■ WHAT NEEDS TO BE DONE:
Leave the pictures out and print every record below exactly as it stands.

■ DATASET RECORDS:
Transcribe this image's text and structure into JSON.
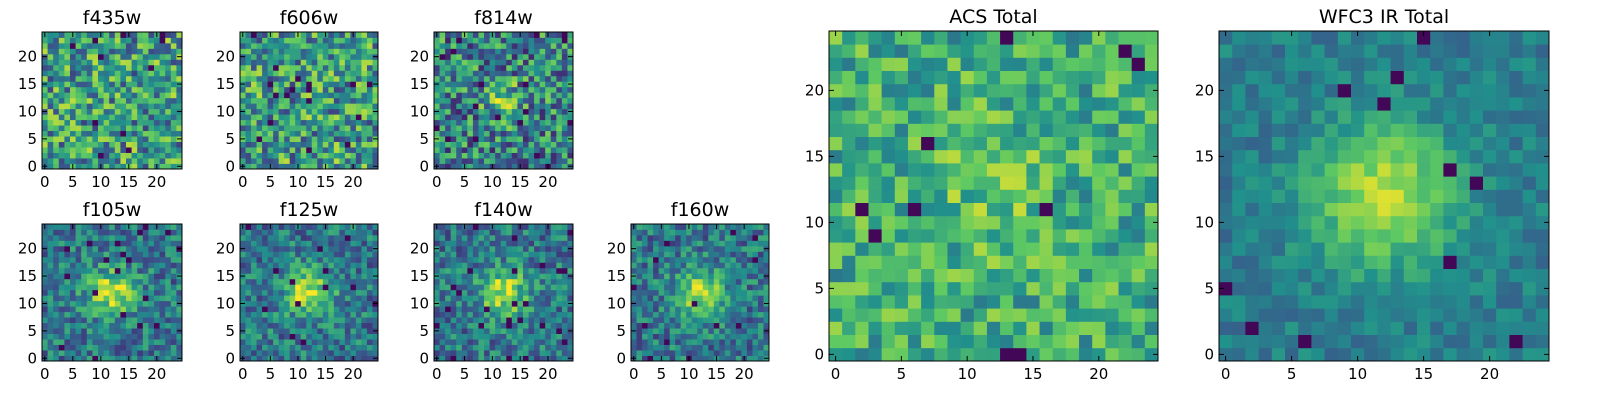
{
  "figure": {
    "name": "multi-band galaxy cutout image grid"
  },
  "chart_data": [
    {
      "type": "heatmap",
      "title": "f435w",
      "pattern": "noise",
      "seed": 11,
      "pixels": 25,
      "xticks": [
        "0",
        "5",
        "10",
        "15",
        "20"
      ],
      "yticks": [
        "0",
        "5",
        "10",
        "15",
        "20"
      ]
    },
    {
      "type": "heatmap",
      "title": "f606w",
      "pattern": "noise",
      "seed": 23,
      "pixels": 25,
      "xticks": [
        "0",
        "5",
        "10",
        "15",
        "20"
      ],
      "yticks": [
        "0",
        "5",
        "10",
        "15",
        "20"
      ]
    },
    {
      "type": "heatmap",
      "title": "f814w",
      "pattern": "weak_source",
      "seed": 37,
      "pixels": 25,
      "xticks": [
        "0",
        "5",
        "10",
        "15",
        "20"
      ],
      "yticks": [
        "0",
        "5",
        "10",
        "15",
        "20"
      ]
    },
    {
      "type": "heatmap",
      "title": "f105w",
      "pattern": "source",
      "seed": 41,
      "pixels": 25,
      "xticks": [
        "0",
        "5",
        "10",
        "15",
        "20"
      ],
      "yticks": [
        "0",
        "5",
        "10",
        "15",
        "20"
      ]
    },
    {
      "type": "heatmap",
      "title": "f125w",
      "pattern": "source",
      "seed": 53,
      "pixels": 25,
      "xticks": [
        "0",
        "5",
        "10",
        "15",
        "20"
      ],
      "yticks": [
        "0",
        "5",
        "10",
        "15",
        "20"
      ]
    },
    {
      "type": "heatmap",
      "title": "f140w",
      "pattern": "source",
      "seed": 67,
      "pixels": 25,
      "xticks": [
        "0",
        "5",
        "10",
        "15",
        "20"
      ],
      "yticks": [
        "0",
        "5",
        "10",
        "15",
        "20"
      ]
    },
    {
      "type": "heatmap",
      "title": "f160w",
      "pattern": "source",
      "seed": 79,
      "pixels": 25,
      "xticks": [
        "0",
        "5",
        "10",
        "15",
        "20"
      ],
      "yticks": [
        "0",
        "5",
        "10",
        "15",
        "20"
      ]
    },
    {
      "type": "heatmap",
      "title": "ACS Total",
      "pattern": "bright_noise",
      "seed": 97,
      "pixels": 25,
      "xticks": [
        "0",
        "5",
        "10",
        "15",
        "20"
      ],
      "yticks": [
        "0",
        "5",
        "10",
        "15",
        "20"
      ]
    },
    {
      "type": "heatmap",
      "title": "WFC3 IR Total",
      "pattern": "smooth_source",
      "seed": 113,
      "pixels": 25,
      "xticks": [
        "0",
        "5",
        "10",
        "15",
        "20"
      ],
      "yticks": [
        "0",
        "5",
        "10",
        "15",
        "20"
      ]
    }
  ],
  "colormap": [
    "#440154",
    "#3b528b",
    "#21918c",
    "#5ec962",
    "#fde725"
  ]
}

■ ANSWER TO THE PROBLEM:
Transcribe this image's text and structure into JSON.
{
  "figure": {
    "name": "multi-band galaxy cutout image grid"
  },
  "chart_data": [
    {
      "type": "heatmap",
      "title": "f435w",
      "pattern": "noise",
      "seed": 11,
      "pixels": 25,
      "xticks": [
        "0",
        "5",
        "10",
        "15",
        "20"
      ],
      "yticks": [
        "0",
        "5",
        "10",
        "15",
        "20"
      ]
    },
    {
      "type": "heatmap",
      "title": "f606w",
      "pattern": "noise",
      "seed": 23,
      "pixels": 25,
      "xticks": [
        "0",
        "5",
        "10",
        "15",
        "20"
      ],
      "yticks": [
        "0",
        "5",
        "10",
        "15",
        "20"
      ]
    },
    {
      "type": "heatmap",
      "title": "f814w",
      "pattern": "weak_source",
      "seed": 37,
      "pixels": 25,
      "xticks": [
        "0",
        "5",
        "10",
        "15",
        "20"
      ],
      "yticks": [
        "0",
        "5",
        "10",
        "15",
        "20"
      ]
    },
    {
      "type": "heatmap",
      "title": "f105w",
      "pattern": "source",
      "seed": 41,
      "pixels": 25,
      "xticks": [
        "0",
        "5",
        "10",
        "15",
        "20"
      ],
      "yticks": [
        "0",
        "5",
        "10",
        "15",
        "20"
      ]
    },
    {
      "type": "heatmap",
      "title": "f125w",
      "pattern": "source",
      "seed": 53,
      "pixels": 25,
      "xticks": [
        "0",
        "5",
        "10",
        "15",
        "20"
      ],
      "yticks": [
        "0",
        "5",
        "10",
        "15",
        "20"
      ]
    },
    {
      "type": "heatmap",
      "title": "f140w",
      "pattern": "source",
      "seed": 67,
      "pixels": 25,
      "xticks": [
        "0",
        "5",
        "10",
        "15",
        "20"
      ],
      "yticks": [
        "0",
        "5",
        "10",
        "15",
        "20"
      ]
    },
    {
      "type": "heatmap",
      "title": "f160w",
      "pattern": "source",
      "seed": 79,
      "pixels": 25,
      "xticks": [
        "0",
        "5",
        "10",
        "15",
        "20"
      ],
      "yticks": [
        "0",
        "5",
        "10",
        "15",
        "20"
      ]
    },
    {
      "type": "heatmap",
      "title": "ACS Total",
      "pattern": "bright_noise",
      "seed": 97,
      "pixels": 25,
      "xticks": [
        "0",
        "5",
        "10",
        "15",
        "20"
      ],
      "yticks": [
        "0",
        "5",
        "10",
        "15",
        "20"
      ]
    },
    {
      "type": "heatmap",
      "title": "WFC3 IR Total",
      "pattern": "smooth_source",
      "seed": 113,
      "pixels": 25,
      "xticks": [
        "0",
        "5",
        "10",
        "15",
        "20"
      ],
      "yticks": [
        "0",
        "5",
        "10",
        "15",
        "20"
      ]
    }
  ],
  "colormap": [
    "#440154",
    "#3b528b",
    "#21918c",
    "#5ec962",
    "#fde725"
  ]
}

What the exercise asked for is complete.